--- Record set ---
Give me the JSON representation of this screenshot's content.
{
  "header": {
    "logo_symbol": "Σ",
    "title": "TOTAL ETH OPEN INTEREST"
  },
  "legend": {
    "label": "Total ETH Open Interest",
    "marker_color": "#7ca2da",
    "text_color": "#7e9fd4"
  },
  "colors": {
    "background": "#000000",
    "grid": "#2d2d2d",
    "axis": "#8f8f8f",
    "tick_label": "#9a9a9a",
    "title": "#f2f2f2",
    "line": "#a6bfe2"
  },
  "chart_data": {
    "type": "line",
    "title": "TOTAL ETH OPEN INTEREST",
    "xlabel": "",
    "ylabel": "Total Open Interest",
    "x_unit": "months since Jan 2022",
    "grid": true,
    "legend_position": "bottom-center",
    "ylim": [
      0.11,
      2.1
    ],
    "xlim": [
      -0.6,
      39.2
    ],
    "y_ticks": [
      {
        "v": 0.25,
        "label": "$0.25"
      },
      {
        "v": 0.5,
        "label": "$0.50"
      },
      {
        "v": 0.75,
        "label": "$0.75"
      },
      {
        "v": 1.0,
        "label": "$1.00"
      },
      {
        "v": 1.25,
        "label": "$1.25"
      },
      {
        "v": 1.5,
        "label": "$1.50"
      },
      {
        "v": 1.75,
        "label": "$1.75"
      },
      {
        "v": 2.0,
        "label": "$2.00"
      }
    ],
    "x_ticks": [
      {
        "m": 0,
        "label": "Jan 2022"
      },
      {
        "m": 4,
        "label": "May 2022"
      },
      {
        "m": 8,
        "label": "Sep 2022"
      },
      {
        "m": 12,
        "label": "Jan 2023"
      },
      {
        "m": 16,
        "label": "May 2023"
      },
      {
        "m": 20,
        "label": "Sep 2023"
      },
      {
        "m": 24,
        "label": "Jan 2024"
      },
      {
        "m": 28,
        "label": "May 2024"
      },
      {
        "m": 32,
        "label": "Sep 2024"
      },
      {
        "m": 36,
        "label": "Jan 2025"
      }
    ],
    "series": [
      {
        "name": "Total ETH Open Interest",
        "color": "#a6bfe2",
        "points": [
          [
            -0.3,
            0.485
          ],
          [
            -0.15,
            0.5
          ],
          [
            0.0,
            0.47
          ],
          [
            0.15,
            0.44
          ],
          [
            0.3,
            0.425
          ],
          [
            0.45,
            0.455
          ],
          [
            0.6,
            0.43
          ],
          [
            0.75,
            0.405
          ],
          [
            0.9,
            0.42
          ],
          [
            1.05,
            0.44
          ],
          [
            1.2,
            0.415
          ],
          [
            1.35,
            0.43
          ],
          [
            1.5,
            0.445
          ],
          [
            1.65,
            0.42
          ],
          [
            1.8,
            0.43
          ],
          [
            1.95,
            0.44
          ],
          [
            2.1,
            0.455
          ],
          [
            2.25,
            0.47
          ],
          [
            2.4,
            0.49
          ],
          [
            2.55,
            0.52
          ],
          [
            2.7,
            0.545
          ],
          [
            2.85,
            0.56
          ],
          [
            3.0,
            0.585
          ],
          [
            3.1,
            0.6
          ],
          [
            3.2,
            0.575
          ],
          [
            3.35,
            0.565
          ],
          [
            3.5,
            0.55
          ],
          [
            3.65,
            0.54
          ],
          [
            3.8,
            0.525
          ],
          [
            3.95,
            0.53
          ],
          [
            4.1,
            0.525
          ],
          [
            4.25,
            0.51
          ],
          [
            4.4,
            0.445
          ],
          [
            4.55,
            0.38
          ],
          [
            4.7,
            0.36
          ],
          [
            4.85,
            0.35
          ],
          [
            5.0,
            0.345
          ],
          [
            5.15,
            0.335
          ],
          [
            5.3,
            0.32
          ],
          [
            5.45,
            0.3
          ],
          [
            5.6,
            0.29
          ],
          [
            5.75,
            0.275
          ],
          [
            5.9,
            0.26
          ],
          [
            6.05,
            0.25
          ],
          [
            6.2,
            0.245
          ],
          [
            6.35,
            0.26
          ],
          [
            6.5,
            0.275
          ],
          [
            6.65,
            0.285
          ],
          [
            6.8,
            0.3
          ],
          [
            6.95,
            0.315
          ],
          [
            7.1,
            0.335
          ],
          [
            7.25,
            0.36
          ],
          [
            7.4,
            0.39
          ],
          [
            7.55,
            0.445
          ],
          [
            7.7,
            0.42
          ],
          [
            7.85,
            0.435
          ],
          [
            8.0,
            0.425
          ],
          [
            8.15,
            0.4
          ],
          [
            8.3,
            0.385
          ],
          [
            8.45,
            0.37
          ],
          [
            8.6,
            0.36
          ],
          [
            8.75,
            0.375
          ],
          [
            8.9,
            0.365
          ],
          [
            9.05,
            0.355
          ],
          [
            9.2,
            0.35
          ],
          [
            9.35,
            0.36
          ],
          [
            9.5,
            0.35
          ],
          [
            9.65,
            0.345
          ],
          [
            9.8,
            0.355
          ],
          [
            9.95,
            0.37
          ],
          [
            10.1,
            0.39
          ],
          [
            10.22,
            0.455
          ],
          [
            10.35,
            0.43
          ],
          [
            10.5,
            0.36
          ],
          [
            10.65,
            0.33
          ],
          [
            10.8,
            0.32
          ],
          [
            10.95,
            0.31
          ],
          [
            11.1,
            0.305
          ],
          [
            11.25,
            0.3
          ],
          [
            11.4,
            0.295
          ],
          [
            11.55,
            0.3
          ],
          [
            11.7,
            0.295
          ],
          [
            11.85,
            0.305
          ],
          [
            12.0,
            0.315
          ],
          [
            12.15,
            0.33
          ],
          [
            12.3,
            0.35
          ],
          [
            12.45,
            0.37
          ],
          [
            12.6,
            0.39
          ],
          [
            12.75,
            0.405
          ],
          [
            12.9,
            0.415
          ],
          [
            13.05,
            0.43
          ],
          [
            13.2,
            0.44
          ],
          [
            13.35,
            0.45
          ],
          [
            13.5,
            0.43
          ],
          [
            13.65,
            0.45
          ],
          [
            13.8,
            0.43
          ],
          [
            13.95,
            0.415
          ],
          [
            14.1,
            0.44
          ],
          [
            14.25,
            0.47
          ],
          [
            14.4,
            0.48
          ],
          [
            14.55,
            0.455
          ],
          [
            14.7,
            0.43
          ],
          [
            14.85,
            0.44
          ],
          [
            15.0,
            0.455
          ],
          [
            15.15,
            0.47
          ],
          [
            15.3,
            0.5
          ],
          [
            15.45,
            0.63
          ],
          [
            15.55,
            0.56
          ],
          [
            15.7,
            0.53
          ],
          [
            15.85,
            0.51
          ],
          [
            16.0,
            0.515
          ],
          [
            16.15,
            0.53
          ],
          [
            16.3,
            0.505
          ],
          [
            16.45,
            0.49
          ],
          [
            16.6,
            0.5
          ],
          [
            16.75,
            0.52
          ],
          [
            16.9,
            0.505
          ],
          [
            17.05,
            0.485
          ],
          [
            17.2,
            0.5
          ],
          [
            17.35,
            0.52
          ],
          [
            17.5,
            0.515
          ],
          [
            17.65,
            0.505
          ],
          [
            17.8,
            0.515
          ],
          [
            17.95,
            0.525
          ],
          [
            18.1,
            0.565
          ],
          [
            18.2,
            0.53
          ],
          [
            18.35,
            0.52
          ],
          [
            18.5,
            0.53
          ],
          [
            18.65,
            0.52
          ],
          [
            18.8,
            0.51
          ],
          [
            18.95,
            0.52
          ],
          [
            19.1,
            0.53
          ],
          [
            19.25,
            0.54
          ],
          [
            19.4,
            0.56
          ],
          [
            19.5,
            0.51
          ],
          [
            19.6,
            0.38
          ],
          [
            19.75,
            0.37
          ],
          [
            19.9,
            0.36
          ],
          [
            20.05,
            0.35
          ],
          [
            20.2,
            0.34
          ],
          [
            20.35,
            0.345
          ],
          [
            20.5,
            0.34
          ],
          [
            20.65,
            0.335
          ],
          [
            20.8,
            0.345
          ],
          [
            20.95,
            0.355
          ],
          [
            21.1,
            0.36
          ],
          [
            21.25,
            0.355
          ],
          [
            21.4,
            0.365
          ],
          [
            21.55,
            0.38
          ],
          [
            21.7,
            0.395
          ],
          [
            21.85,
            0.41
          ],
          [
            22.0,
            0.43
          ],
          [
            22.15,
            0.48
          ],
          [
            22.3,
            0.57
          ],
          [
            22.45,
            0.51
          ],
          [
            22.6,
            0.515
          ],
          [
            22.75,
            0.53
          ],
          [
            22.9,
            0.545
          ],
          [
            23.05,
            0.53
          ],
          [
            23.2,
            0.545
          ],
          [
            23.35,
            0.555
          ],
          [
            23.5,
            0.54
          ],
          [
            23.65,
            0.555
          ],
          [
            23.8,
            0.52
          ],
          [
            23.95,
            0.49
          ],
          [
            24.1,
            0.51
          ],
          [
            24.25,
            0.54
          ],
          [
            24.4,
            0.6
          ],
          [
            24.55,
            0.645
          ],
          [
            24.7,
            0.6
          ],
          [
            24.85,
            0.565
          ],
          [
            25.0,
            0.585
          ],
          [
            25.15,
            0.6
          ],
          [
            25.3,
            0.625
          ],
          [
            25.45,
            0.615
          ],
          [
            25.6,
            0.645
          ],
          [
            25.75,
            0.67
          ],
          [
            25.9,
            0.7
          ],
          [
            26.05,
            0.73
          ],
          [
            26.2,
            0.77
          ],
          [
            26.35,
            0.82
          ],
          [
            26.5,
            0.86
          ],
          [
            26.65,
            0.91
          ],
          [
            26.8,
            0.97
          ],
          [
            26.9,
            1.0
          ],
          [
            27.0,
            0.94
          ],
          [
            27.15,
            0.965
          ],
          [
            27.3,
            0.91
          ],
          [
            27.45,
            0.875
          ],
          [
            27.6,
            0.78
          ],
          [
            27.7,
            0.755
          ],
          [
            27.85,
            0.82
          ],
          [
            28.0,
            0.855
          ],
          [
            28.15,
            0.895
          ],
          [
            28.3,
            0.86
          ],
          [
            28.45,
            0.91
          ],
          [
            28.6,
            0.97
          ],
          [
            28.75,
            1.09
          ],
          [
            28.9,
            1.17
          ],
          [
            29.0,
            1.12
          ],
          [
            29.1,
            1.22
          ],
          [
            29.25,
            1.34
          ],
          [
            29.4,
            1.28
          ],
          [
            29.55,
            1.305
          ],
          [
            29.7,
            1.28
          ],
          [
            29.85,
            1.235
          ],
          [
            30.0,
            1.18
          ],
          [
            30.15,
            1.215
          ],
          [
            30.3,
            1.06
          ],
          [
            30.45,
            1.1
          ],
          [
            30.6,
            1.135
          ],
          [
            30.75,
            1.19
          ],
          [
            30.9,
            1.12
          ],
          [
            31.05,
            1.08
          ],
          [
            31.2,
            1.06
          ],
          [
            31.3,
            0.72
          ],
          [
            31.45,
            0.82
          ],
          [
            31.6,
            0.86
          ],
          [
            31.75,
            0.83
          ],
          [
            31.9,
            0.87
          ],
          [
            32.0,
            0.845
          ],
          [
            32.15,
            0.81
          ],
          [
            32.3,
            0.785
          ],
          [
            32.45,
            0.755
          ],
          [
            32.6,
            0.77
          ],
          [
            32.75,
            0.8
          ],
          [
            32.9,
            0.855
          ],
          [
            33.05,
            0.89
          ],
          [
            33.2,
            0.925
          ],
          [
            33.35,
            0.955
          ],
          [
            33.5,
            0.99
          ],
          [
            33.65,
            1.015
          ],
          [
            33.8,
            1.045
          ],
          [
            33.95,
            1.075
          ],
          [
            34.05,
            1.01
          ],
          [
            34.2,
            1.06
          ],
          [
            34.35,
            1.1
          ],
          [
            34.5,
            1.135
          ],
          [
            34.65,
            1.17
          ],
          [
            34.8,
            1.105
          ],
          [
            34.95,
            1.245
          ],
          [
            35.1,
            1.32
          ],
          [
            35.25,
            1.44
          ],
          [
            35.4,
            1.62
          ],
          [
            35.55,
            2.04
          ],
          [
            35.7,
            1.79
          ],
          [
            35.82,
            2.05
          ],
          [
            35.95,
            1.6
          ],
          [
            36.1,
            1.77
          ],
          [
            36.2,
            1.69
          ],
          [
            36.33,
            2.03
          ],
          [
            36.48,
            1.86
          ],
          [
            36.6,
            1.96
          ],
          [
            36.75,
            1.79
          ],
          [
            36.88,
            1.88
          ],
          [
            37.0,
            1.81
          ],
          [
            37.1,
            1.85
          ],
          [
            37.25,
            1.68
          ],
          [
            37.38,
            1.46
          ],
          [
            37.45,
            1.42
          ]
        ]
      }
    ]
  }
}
---
## Task to complete:
Filter the entries above down to the lines containing the word "title".

## Exercise solution:
    "title": "TOTAL ETH OPEN INTEREST"
    "title": "#f2f2f2",
    "title": "TOTAL ETH OPEN INTEREST",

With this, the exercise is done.